◆ **Passage**

🌞   πŸŒ›

out and about

  • A brown sausage dog called Milo crosses the street, pulled sideways by gravity or inclination, then gallops into the gelato shop with a greeting for everyone.

  • The 199 stops at the lights beside Mole Hill, as we used to call it, opposite Warringah Road. Harbord Road veers off to the left, stretching into the distance, and in that distance a figure is running hard towards us through clusters of freshly-released high school students. The lights hold, the bus waits and the running figure powers closer, resolving into a white-shirted, black-skirted schoolgirl with bouncing backpack and a bottomless reserve of determination.

    She crosses the narrow lane with a glance to the right and stands beside us, champing, forced by the very same lights to wait when she needs to run. Then the bus is off again and so is she, running and running, glancing quickly as the bus draws level and pulls away. The stop is only just ahead and the driver must slow down and let her on but he doesn’t. He accelerates. The stop flashes past and we don’t even get a final glimpse of the running girl, or witness her reaction.

    What does it mean for her, missing this bus?

◆ **Jobs**
[1] Can you copy the part of the bus passage that begins with the words containing "She crosses the" and ends with "missing this bus?", reproducing it word for word?
[2] Which lines of the records contain the string "search"? List each of them verbatim.

◆ **Records for the exercise**
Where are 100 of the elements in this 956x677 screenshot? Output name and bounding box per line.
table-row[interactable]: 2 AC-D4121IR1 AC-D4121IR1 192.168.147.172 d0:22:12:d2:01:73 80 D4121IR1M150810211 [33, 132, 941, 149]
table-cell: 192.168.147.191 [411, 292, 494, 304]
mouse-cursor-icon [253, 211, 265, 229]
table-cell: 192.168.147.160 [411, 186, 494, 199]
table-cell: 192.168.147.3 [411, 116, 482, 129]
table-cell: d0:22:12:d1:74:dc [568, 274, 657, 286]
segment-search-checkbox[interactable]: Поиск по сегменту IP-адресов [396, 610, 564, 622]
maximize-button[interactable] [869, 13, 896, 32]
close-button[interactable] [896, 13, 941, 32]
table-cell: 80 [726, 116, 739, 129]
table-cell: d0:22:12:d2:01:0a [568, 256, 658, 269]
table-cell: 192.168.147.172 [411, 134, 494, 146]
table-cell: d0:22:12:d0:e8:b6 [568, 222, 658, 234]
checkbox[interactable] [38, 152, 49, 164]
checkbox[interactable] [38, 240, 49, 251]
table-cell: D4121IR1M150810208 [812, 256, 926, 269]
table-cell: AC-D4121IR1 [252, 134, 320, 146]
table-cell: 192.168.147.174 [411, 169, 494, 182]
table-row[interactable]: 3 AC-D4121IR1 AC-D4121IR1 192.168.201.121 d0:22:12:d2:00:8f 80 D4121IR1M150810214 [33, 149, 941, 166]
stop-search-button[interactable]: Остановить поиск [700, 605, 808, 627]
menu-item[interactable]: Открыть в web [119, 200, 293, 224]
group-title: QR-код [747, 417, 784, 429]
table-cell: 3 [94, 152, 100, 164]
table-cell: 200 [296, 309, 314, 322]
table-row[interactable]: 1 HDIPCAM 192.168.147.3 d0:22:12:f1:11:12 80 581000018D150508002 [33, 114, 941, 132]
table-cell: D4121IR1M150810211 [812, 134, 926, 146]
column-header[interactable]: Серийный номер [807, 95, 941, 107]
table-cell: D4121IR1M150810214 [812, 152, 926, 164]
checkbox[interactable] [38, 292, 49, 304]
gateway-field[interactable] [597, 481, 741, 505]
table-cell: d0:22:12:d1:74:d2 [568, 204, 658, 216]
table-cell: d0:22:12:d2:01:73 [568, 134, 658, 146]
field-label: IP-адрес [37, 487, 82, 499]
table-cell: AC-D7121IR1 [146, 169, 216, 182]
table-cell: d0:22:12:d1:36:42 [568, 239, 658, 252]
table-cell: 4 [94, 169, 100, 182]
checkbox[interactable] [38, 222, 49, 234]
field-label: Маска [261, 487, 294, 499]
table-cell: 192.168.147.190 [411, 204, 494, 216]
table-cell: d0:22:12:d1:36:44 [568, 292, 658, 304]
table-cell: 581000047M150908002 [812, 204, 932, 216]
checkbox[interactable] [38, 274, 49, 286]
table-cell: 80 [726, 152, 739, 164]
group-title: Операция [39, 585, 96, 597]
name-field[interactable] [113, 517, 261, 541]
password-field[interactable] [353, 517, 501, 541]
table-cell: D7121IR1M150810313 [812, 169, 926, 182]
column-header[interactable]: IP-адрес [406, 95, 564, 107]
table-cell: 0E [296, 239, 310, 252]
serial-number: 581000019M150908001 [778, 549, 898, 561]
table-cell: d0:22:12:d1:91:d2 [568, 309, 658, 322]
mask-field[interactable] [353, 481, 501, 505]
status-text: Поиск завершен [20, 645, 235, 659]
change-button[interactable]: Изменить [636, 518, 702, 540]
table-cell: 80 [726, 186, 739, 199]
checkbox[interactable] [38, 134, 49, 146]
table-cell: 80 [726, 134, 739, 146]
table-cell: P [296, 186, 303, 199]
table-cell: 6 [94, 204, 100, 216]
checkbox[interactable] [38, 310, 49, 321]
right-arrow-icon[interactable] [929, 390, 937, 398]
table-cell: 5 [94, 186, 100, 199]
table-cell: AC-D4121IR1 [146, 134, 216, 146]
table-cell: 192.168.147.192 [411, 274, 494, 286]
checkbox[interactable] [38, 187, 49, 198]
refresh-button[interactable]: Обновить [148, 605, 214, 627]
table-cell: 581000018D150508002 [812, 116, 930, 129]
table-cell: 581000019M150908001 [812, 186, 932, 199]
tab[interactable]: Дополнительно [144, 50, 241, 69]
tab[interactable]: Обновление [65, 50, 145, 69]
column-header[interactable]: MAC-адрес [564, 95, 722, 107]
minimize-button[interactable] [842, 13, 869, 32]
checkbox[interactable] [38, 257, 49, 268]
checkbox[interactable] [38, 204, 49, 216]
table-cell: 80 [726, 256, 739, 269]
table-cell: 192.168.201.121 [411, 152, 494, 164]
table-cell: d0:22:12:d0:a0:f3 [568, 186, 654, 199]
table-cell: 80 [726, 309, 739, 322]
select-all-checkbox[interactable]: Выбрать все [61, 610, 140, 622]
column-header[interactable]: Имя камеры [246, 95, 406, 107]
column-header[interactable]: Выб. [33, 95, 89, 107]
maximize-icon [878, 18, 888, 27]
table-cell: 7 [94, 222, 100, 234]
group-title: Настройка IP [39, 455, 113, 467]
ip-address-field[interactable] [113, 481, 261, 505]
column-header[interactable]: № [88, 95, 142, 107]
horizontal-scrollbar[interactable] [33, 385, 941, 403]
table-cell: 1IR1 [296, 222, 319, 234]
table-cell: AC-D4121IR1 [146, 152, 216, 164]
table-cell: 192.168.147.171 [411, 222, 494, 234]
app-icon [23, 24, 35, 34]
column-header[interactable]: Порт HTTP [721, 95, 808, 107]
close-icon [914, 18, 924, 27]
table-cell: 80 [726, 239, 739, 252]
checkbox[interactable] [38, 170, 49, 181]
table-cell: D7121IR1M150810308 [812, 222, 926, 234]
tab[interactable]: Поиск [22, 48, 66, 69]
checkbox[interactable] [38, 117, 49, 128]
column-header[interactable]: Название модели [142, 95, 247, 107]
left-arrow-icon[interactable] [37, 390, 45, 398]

◆ **Outputs in order**
[1]
She crosses the narrow lane with a glance to the right and stands beside us, champing, forced by the very same lights to wait when she needs to run. Then the bus is off again and so is she, running and running, glancing quickly as the bus draws level and pulls away. The stop is only just ahead and the driver must slow down and let her on but he doesn’t. He accelerates. The stop flashes past and we don’t even get a final glimpse of the running girl, or witness her reaction.

    What does it mean for her, missing this bus?

[2]
segment-search-checkbox[interactable]: Поиск по сегменту IP-адресов [396, 610, 564, 622]
stop-search-button[interactable]: Остановить поиск [700, 605, 808, 627]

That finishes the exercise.